- _Recorded data_
---
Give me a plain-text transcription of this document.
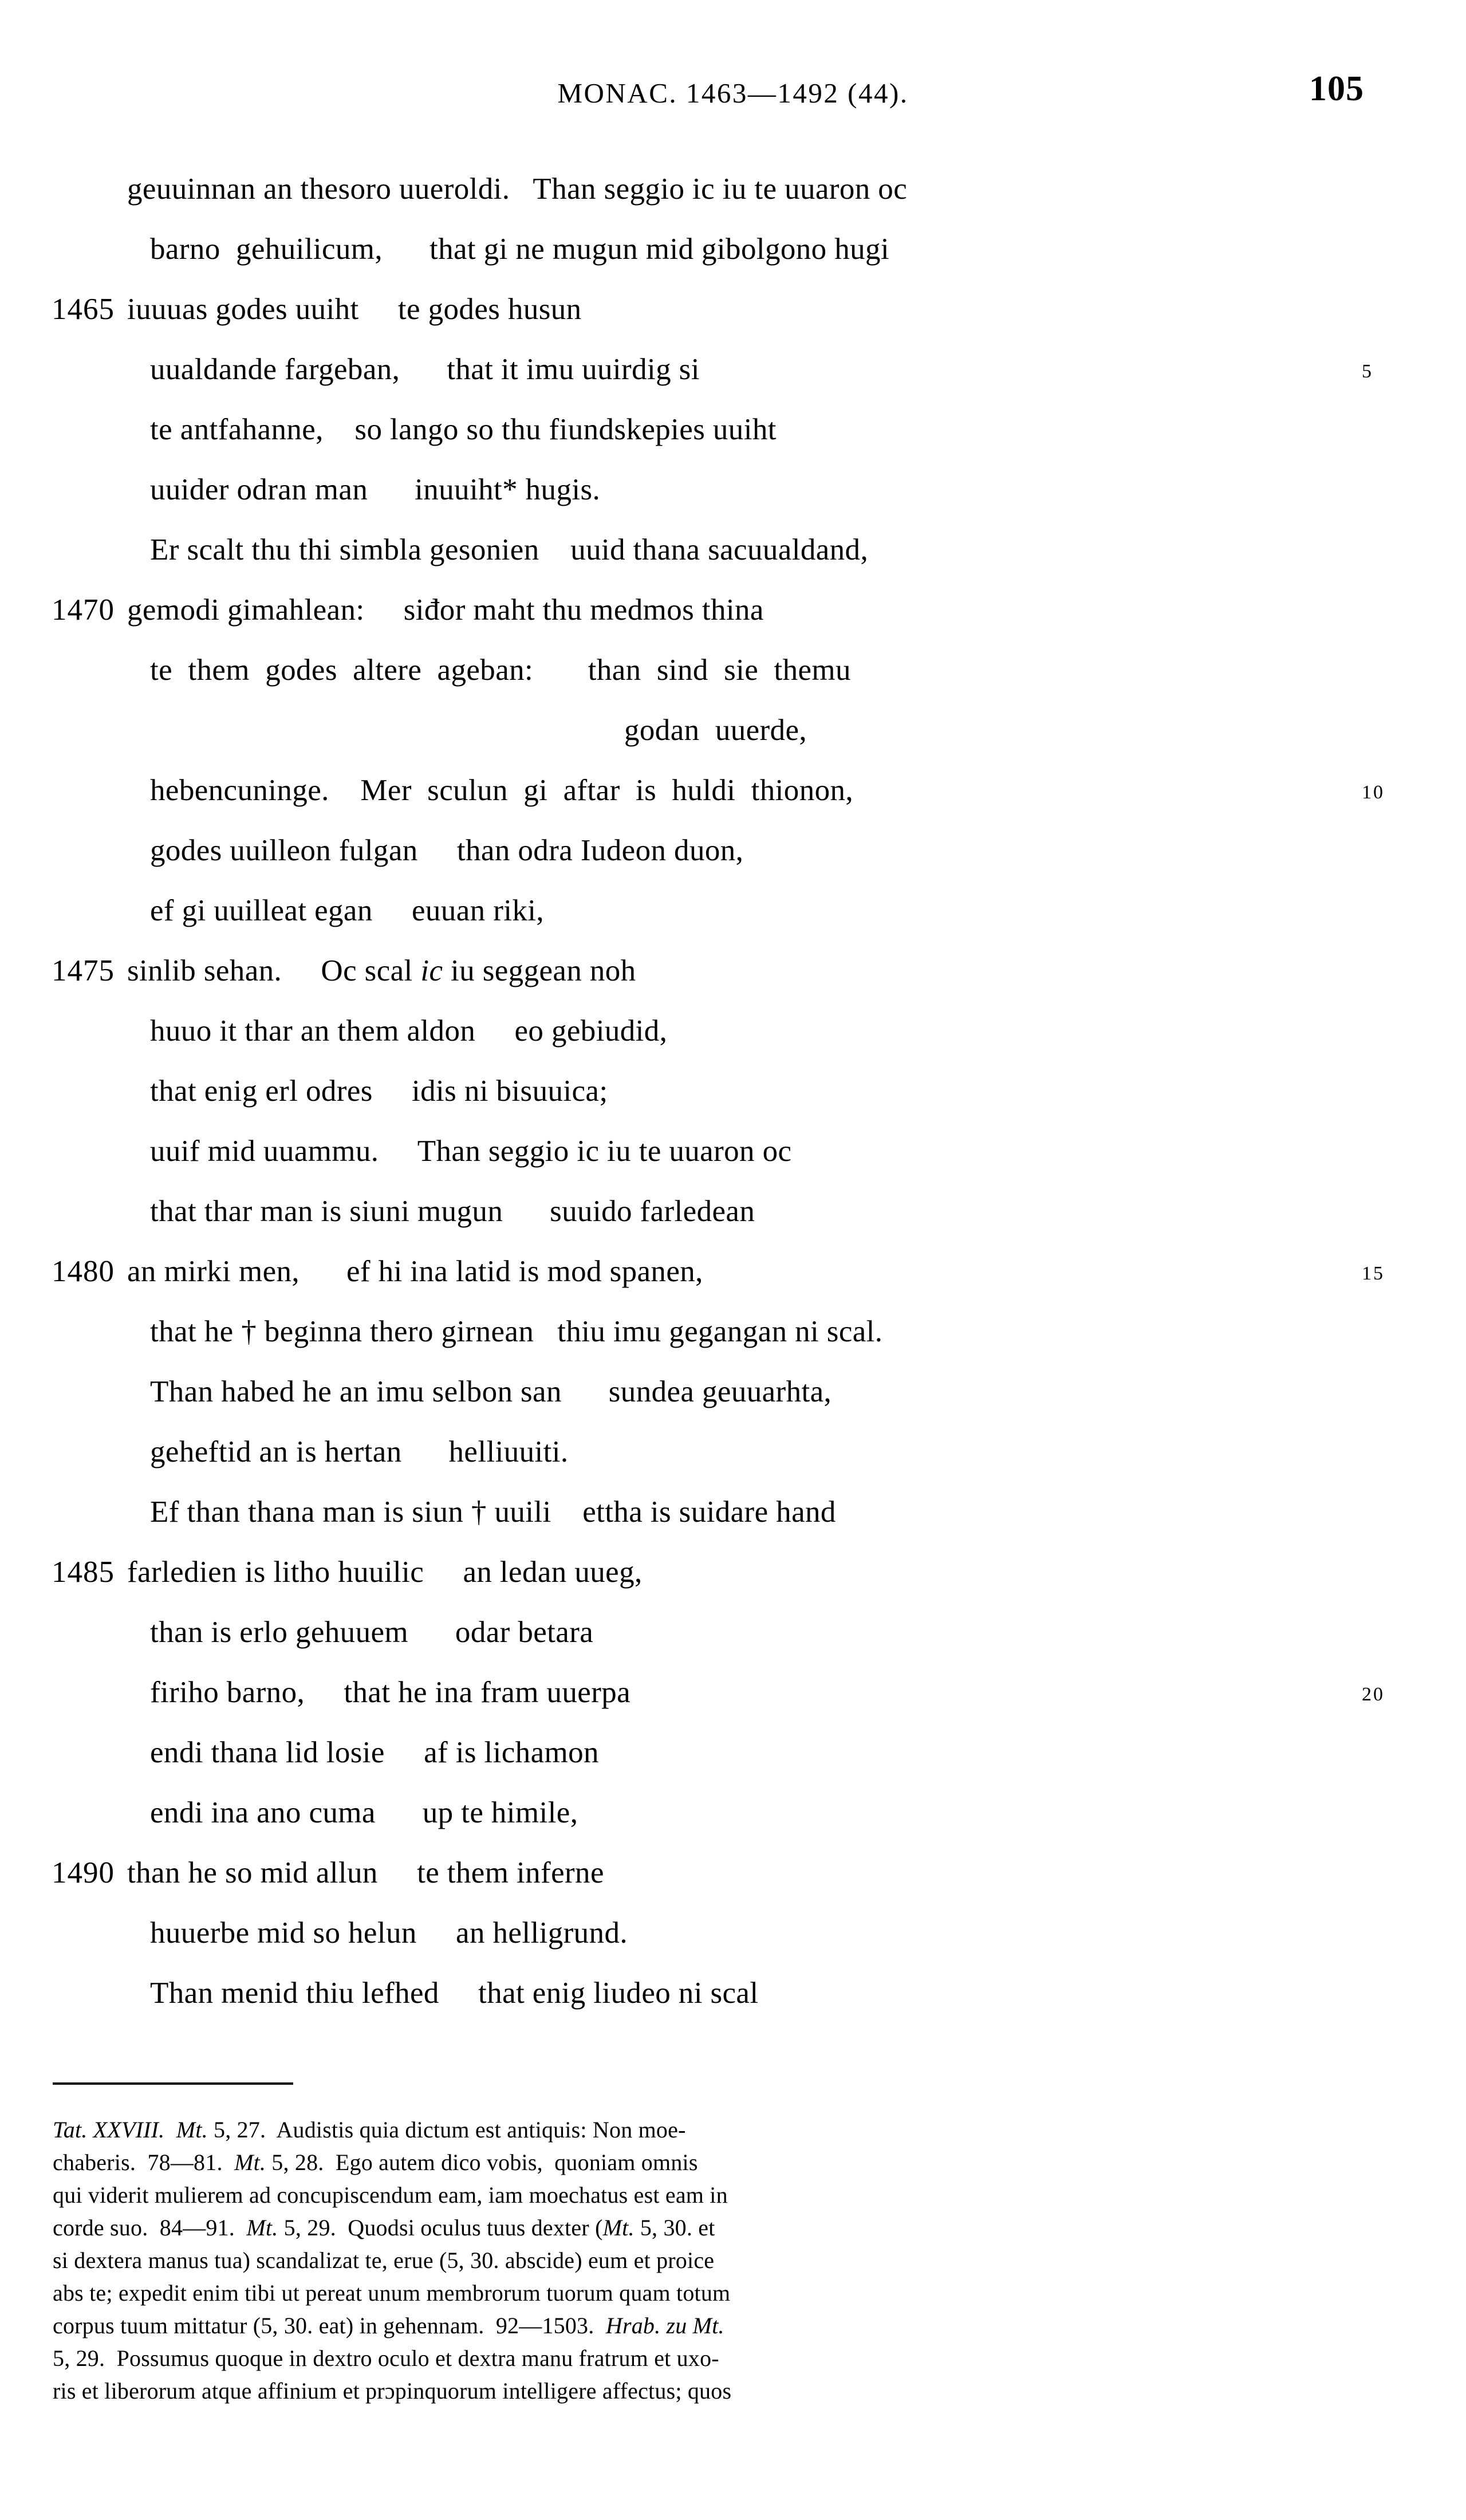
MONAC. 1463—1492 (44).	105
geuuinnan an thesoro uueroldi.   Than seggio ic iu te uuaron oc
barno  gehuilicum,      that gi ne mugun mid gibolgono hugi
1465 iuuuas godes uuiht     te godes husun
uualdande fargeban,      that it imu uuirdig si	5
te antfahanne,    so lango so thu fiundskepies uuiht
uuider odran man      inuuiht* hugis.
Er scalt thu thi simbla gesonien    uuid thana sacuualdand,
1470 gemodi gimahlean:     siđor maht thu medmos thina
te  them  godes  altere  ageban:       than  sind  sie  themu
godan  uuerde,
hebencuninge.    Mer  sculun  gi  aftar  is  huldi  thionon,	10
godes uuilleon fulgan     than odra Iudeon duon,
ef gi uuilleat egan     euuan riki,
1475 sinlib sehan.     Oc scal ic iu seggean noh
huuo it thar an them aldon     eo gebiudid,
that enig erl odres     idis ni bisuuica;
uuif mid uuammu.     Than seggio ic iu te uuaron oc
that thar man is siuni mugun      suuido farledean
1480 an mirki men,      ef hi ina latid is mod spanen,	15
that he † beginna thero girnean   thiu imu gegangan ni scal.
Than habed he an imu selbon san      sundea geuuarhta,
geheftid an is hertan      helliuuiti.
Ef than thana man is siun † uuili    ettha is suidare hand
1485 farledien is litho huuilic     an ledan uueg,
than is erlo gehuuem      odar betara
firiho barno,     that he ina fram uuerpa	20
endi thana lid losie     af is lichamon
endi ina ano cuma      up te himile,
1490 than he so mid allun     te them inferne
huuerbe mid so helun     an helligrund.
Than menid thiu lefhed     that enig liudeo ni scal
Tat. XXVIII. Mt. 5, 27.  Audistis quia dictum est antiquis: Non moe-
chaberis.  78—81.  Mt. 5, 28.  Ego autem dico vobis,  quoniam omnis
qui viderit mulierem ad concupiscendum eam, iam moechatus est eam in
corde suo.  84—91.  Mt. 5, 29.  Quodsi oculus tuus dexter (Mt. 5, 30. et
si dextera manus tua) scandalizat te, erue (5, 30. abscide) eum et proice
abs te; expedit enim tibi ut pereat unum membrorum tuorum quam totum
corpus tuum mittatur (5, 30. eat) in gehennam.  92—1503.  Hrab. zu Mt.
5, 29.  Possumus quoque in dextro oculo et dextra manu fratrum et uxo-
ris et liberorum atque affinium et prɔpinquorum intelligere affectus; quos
---
- _Given task_
Each entry shown above must be quoted exactly, with its pictures left out.

- _Written answer_
Give me a plain-text transcription of this document.
MONAC. 1463—1492 (44).	105
geuuinnan an thesoro uueroldi.   Than seggio ic iu te uuaron oc
barno  gehuilicum,      that gi ne mugun mid gibolgono hugi
1465 iuuuas godes uuiht     te godes husun
uualdande fargeban,      that it imu uuirdig si	5
te antfahanne,    so lango so thu fiundskepies uuiht
uuider odran man      inuuiht* hugis.
Er scalt thu thi simbla gesonien    uuid thana sacuualdand,
1470 gemodi gimahlean:     siđor maht thu medmos thina
te  them  godes  altere  ageban:       than  sind  sie  themu
godan  uuerde,
hebencuninge.    Mer  sculun  gi  aftar  is  huldi  thionon,	10
godes uuilleon fulgan     than odra Iudeon duon,
ef gi uuilleat egan     euuan riki,
1475 sinlib sehan.     Oc scal ic iu seggean noh
huuo it thar an them aldon     eo gebiudid,
that enig erl odres     idis ni bisuuica;
uuif mid uuammu.     Than seggio ic iu te uuaron oc
that thar man is siuni mugun      suuido farledean
1480 an mirki men,      ef hi ina latid is mod spanen,	15
that he † beginna thero girnean   thiu imu gegangan ni scal.
Than habed he an imu selbon san      sundea geuuarhta,
geheftid an is hertan      helliuuiti.
Ef than thana man is siun † uuili    ettha is suidare hand
1485 farledien is litho huuilic     an ledan uueg,
than is erlo gehuuem      odar betara
firiho barno,     that he ina fram uuerpa	20
endi thana lid losie     af is lichamon
endi ina ano cuma      up te himile,
1490 than he so mid allun     te them inferne
huuerbe mid so helun     an helligrund.
Than menid thiu lefhed     that enig liudeo ni scal
Tat. XXVIII. Mt. 5, 27.  Audistis quia dictum est antiquis: Non moe-
chaberis.  78—81.  Mt. 5, 28.  Ego autem dico vobis,  quoniam omnis
qui viderit mulierem ad concupiscendum eam, iam moechatus est eam in
corde suo.  84—91.  Mt. 5, 29.  Quodsi oculus tuus dexter (Mt. 5, 30. et
si dextera manus tua) scandalizat te, erue (5, 30. abscide) eum et proice
abs te; expedit enim tibi ut pereat unum membrorum tuorum quam totum
corpus tuum mittatur (5, 30. eat) in gehennam.  92—1503.  Hrab. zu Mt.
5, 29.  Possumus quoque in dextro oculo et dextra manu fratrum et uxo-
ris et liberorum atque affinium et prɔpinquorum intelligere affectus; quos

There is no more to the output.